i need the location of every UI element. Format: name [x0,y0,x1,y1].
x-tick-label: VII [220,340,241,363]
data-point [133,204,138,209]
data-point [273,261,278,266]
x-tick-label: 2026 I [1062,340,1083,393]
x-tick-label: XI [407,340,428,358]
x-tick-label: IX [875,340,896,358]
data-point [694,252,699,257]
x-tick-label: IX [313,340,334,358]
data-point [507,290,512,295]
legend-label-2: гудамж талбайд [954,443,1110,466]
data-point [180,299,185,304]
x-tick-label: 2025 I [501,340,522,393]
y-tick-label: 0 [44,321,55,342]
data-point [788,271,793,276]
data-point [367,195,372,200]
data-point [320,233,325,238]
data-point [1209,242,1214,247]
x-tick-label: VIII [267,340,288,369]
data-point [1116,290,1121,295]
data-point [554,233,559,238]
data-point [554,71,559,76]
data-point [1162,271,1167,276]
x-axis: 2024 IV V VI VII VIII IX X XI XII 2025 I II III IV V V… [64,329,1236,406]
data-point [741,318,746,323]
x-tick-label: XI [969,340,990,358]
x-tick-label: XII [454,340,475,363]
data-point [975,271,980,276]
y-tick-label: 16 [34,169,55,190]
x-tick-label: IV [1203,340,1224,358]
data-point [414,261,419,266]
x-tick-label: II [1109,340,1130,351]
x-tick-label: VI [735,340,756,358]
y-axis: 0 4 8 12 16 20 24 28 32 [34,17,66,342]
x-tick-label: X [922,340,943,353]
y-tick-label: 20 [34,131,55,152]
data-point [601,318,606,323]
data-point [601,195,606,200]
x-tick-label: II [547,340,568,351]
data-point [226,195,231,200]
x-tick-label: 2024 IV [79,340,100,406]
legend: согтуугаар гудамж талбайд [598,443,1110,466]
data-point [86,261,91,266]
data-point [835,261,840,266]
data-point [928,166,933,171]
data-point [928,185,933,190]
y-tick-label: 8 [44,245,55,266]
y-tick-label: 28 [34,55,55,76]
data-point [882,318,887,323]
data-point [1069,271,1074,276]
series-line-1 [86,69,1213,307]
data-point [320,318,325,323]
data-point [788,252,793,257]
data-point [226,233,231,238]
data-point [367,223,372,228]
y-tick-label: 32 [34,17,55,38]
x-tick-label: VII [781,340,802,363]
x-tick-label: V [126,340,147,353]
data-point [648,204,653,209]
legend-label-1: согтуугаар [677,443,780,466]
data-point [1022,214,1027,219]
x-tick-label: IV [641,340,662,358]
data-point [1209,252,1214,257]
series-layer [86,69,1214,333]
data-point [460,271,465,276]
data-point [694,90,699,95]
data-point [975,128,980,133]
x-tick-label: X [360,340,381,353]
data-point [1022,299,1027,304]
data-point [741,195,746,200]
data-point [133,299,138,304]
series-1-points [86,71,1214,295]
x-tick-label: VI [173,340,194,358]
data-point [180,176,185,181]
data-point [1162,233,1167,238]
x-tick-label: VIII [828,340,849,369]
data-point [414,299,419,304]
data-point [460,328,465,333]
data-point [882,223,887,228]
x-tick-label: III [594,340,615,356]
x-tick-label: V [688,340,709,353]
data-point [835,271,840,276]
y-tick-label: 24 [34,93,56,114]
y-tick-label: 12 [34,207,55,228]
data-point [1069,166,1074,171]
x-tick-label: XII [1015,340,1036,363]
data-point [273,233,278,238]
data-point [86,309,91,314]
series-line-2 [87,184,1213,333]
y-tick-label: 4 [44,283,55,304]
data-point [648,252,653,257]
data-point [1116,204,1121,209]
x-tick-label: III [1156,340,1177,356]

****************

> **GIVEN TASK**
Change every "x-tick-label" to "x-axis-label" in the data from its first line up to and including the line with "data-point [648,204,653,209]", and return only those lines with nothing else altered.

> **SOLUTION FOR THIS PROBLEM**
i need the location of every UI element. Format: name [x0,y0,x1,y1].
x-axis-label: VII [220,340,241,363]
data-point [133,204,138,209]
data-point [273,261,278,266]
x-axis-label: 2026 I [1062,340,1083,393]
x-axis-label: XI [407,340,428,358]
x-axis-label: IX [875,340,896,358]
data-point [694,252,699,257]
x-axis-label: IX [313,340,334,358]
data-point [507,290,512,295]
legend-label-2: гудамж талбайд [954,443,1110,466]
data-point [180,299,185,304]
x-axis-label: 2025 I [501,340,522,393]
y-tick-label: 0 [44,321,55,342]
data-point [788,271,793,276]
data-point [367,195,372,200]
data-point [320,233,325,238]
data-point [1209,242,1214,247]
x-axis-label: VIII [267,340,288,369]
data-point [1116,290,1121,295]
data-point [554,233,559,238]
data-point [554,71,559,76]
data-point [1162,271,1167,276]
x-axis: 2024 IV V VI VII VIII IX X XI XII 2025 I II III IV V V… [64,329,1236,406]
data-point [741,318,746,323]
x-axis-label: XI [969,340,990,358]
x-axis-label: XII [454,340,475,363]
data-point [975,271,980,276]
y-tick-label: 16 [34,169,55,190]
x-axis-label: IV [1203,340,1224,358]
data-point [414,261,419,266]
x-axis-label: II [1109,340,1130,351]
x-axis-label: VI [735,340,756,358]
y-axis: 0 4 8 12 16 20 24 28 32 [34,17,66,342]
x-axis-label: X [922,340,943,353]
y-tick-label: 20 [34,131,55,152]
data-point [601,318,606,323]
data-point [601,195,606,200]
x-axis-label: II [547,340,568,351]
data-point [226,195,231,200]
x-axis-label: 2024 IV [79,340,100,406]
legend: согтуугаар гудамж талбайд [598,443,1110,466]
data-point [86,261,91,266]
data-point [835,261,840,266]
data-point [928,166,933,171]
data-point [928,185,933,190]
y-tick-label: 8 [44,245,55,266]
y-tick-label: 28 [34,55,55,76]
data-point [882,318,887,323]
data-point [1069,271,1074,276]
series-line-1 [86,69,1213,307]
data-point [320,318,325,323]
data-point [788,252,793,257]
data-point [226,233,231,238]
data-point [367,223,372,228]
y-tick-label: 32 [34,17,55,38]
x-axis-label: VII [781,340,802,363]
x-axis-label: V [126,340,147,353]
data-point [648,204,653,209]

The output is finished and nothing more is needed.